To do:
Provide nothing except how many lines of the data contain the word "quod".

Document transcript data:
———
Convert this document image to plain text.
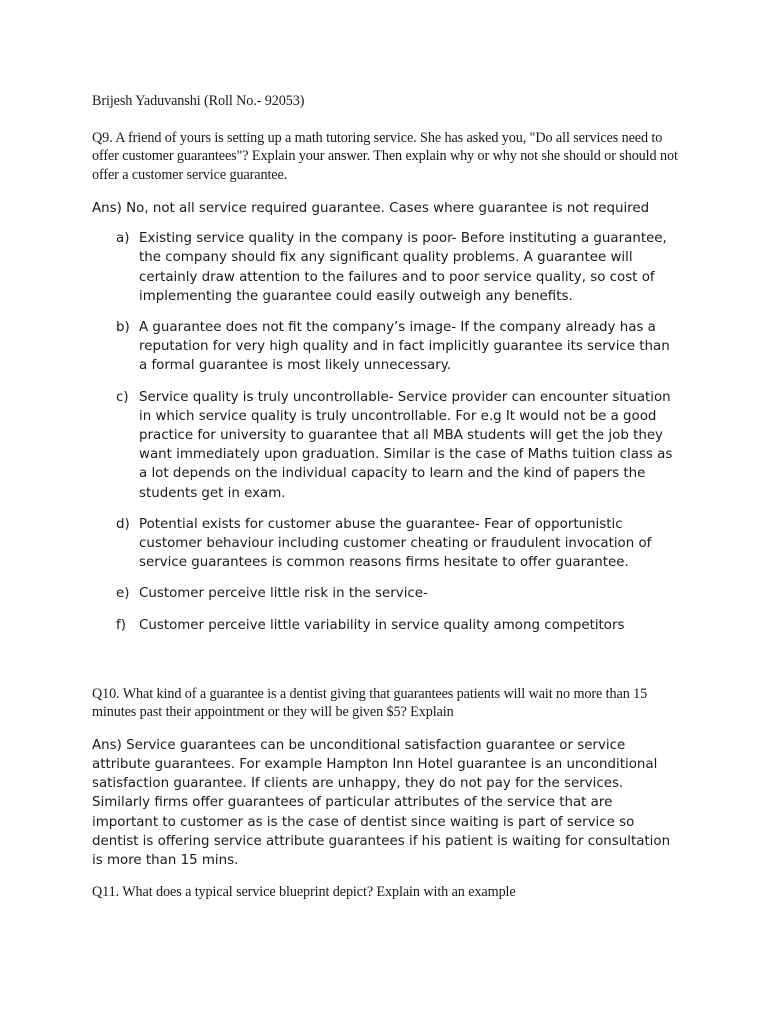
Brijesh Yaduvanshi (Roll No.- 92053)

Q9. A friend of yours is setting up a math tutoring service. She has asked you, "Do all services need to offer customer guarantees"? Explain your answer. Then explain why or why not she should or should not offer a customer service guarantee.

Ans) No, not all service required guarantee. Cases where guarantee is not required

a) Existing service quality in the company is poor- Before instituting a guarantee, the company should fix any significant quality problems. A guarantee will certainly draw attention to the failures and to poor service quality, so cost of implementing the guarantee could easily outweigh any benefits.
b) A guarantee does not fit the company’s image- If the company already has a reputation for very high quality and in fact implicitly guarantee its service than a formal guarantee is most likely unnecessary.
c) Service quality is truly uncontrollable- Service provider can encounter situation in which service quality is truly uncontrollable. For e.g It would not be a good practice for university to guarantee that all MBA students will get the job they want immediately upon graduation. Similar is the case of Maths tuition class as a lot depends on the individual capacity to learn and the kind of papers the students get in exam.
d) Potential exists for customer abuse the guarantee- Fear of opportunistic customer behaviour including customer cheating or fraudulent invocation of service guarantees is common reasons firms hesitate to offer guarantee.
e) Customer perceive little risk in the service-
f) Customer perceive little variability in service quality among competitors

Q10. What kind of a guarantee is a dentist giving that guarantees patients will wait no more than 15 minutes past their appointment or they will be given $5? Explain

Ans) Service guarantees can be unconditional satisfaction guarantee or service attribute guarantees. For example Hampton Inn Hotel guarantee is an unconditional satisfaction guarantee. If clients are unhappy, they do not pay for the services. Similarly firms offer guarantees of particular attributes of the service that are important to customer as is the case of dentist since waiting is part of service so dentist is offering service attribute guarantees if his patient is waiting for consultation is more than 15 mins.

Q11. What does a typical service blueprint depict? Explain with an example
———
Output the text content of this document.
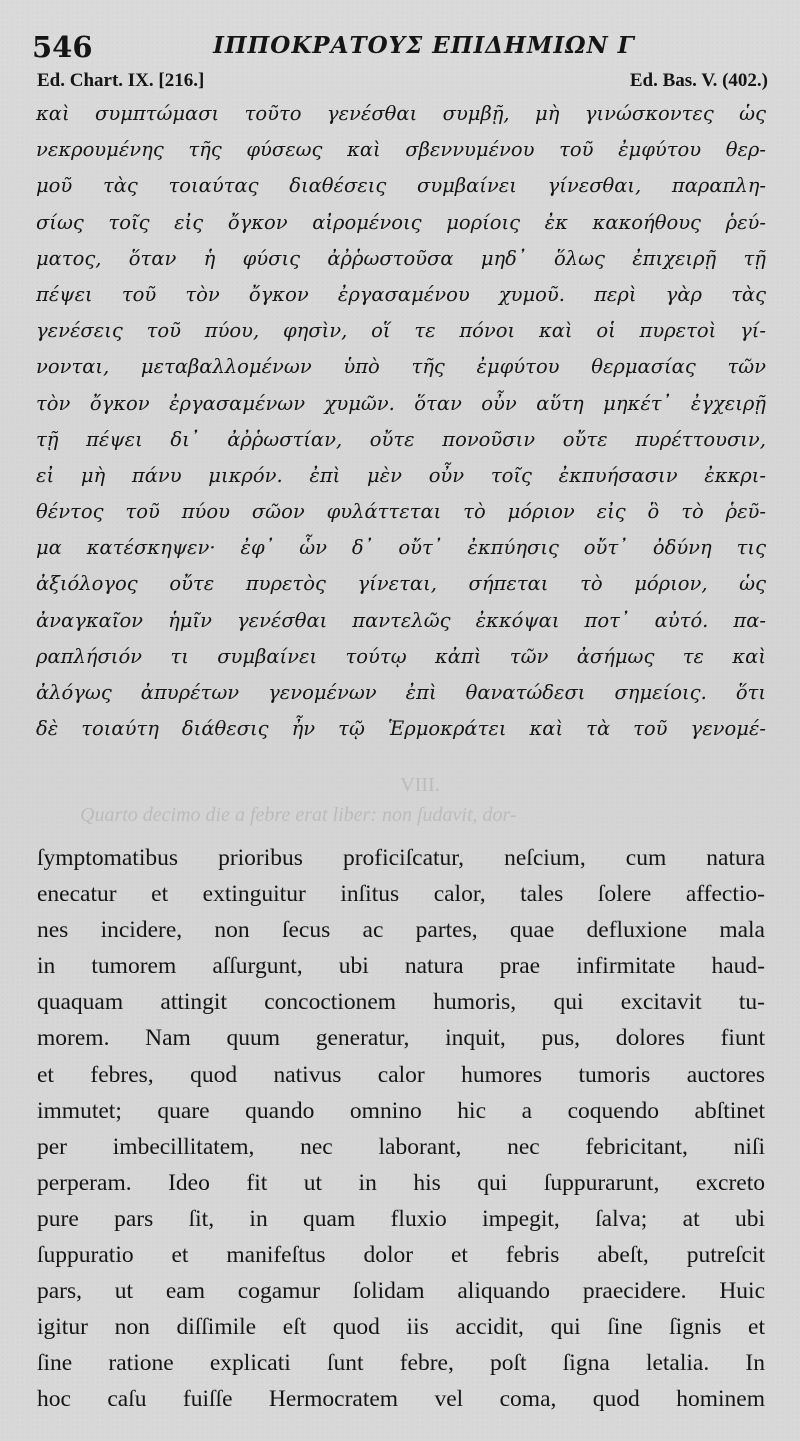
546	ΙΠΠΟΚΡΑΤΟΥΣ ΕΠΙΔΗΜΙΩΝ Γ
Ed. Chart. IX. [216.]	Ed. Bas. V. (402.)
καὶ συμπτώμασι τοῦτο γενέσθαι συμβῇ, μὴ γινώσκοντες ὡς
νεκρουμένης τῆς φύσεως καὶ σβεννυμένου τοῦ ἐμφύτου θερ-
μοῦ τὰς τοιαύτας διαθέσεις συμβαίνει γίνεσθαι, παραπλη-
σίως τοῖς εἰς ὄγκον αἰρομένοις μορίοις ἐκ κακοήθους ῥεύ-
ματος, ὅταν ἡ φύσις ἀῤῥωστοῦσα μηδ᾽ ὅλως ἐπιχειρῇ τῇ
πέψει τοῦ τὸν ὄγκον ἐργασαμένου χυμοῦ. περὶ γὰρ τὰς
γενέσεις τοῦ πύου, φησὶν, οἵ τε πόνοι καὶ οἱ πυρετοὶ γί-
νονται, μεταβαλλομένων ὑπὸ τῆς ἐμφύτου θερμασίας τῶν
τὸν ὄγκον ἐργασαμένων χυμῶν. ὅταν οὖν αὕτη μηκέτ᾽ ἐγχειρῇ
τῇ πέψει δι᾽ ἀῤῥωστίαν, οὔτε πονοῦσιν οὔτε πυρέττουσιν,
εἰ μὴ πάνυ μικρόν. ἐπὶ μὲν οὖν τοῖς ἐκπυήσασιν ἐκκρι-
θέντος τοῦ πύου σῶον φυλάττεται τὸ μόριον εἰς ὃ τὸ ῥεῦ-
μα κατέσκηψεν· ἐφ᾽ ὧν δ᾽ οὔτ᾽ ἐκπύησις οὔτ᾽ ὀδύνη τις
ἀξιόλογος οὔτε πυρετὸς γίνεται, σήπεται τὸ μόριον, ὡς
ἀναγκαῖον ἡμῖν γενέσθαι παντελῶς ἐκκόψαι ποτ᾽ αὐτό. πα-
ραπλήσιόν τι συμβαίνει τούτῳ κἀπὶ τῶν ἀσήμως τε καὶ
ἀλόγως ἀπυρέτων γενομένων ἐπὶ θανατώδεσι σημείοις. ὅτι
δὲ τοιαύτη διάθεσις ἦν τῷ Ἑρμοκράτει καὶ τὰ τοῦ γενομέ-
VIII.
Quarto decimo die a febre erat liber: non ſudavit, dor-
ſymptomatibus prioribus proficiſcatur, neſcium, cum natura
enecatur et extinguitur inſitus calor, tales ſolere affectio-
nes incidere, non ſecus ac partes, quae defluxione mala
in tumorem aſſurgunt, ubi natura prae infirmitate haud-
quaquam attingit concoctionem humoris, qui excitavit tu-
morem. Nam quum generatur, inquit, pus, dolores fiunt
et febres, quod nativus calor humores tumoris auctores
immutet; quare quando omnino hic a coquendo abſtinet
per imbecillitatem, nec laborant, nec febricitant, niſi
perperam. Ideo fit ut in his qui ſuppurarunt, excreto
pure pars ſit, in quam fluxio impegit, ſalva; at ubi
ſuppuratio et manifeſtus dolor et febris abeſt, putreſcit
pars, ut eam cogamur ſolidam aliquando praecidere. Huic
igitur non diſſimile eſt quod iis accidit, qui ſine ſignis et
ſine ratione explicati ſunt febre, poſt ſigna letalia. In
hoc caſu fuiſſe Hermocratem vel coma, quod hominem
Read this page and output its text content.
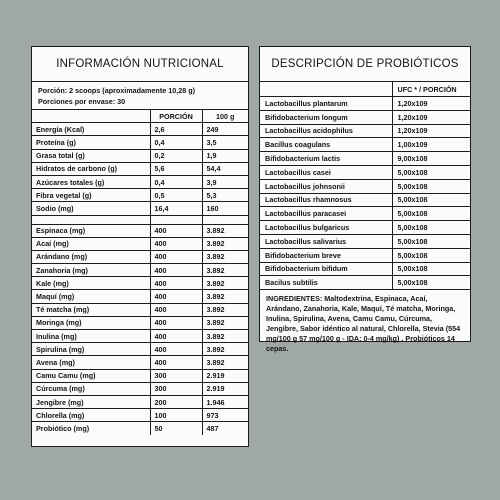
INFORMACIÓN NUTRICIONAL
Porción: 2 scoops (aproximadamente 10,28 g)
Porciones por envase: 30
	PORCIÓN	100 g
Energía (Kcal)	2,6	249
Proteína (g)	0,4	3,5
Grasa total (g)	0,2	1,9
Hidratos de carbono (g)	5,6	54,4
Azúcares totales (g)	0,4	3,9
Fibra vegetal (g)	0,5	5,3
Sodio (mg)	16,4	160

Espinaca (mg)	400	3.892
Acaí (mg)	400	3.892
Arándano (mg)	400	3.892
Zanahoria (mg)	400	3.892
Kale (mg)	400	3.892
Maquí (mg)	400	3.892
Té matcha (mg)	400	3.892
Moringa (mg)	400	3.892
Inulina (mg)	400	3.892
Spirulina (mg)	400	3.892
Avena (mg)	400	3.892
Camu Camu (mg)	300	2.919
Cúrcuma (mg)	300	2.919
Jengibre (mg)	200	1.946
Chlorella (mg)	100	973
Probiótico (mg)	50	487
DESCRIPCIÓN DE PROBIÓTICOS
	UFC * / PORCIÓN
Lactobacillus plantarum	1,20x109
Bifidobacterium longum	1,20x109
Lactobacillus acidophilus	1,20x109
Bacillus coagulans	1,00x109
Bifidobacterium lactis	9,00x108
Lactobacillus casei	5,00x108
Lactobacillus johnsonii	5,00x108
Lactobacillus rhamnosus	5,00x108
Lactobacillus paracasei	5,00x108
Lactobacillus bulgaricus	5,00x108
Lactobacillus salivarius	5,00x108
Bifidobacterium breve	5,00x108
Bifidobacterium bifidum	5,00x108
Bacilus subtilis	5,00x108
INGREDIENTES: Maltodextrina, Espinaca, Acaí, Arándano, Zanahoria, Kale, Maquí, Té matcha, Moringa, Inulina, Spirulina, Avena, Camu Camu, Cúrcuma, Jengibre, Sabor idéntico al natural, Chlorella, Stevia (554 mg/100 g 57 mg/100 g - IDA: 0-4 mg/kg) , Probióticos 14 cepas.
———
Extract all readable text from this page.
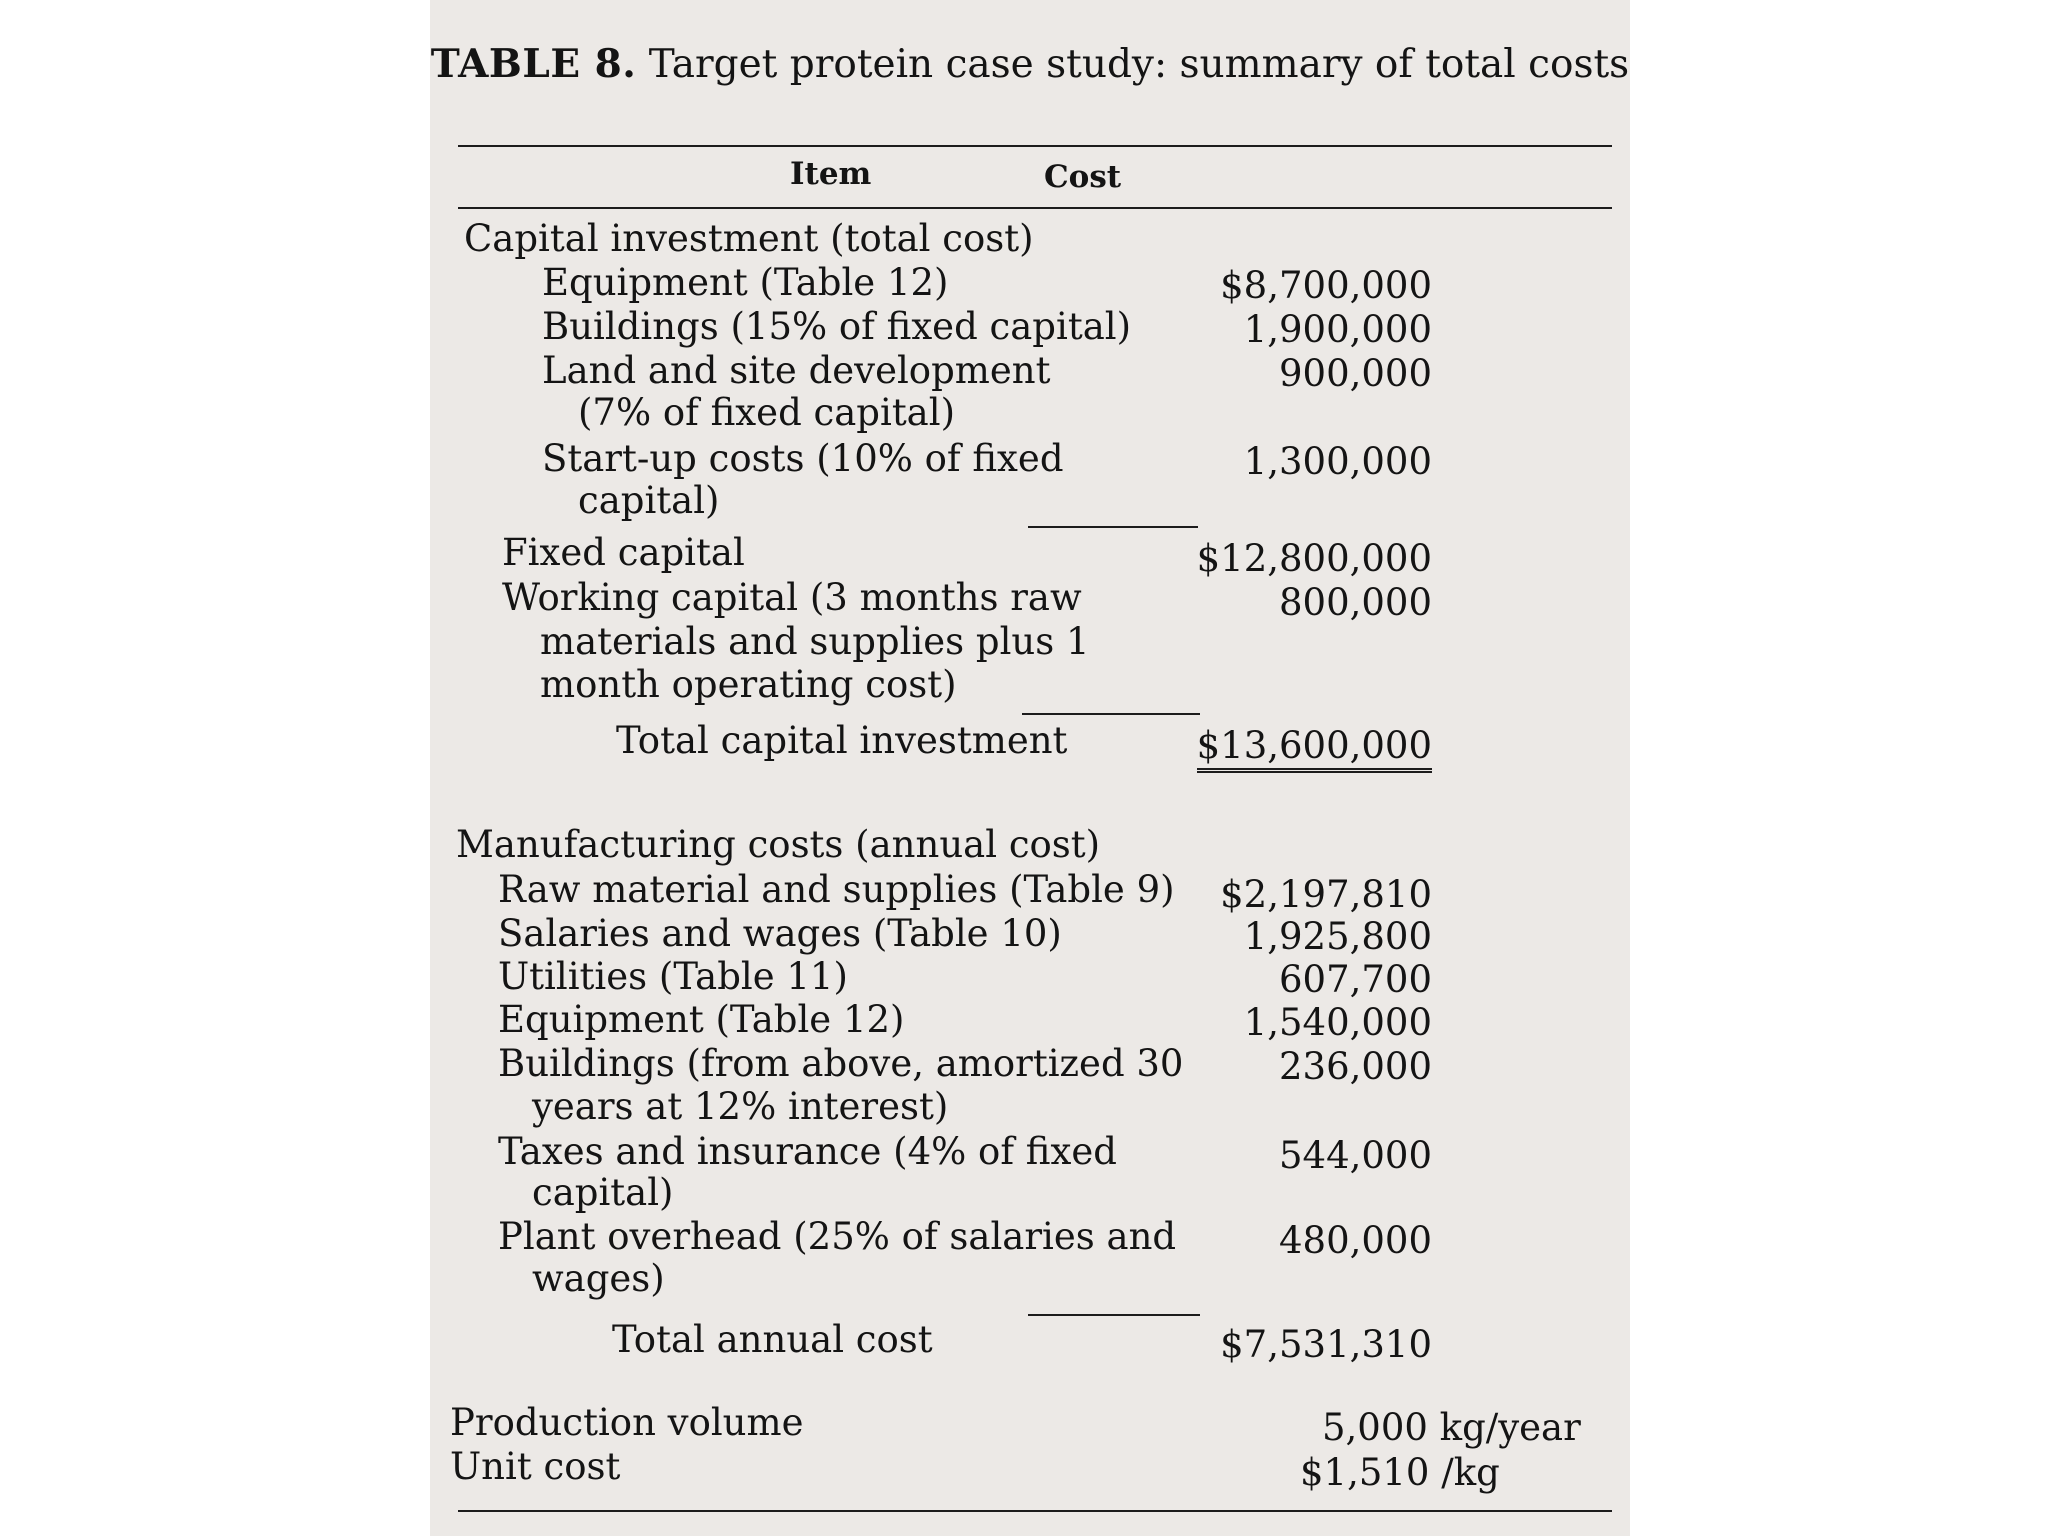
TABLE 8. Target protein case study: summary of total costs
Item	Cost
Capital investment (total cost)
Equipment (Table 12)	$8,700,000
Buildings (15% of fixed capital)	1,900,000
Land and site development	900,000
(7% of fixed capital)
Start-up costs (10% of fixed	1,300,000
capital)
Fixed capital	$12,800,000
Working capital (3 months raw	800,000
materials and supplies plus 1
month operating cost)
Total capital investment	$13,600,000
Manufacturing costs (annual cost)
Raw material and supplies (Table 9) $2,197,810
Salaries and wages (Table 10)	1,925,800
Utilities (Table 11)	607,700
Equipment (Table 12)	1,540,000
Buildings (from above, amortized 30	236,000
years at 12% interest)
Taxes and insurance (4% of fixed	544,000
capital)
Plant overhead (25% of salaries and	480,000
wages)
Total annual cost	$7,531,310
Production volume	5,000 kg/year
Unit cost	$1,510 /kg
———
Finished exercise:
3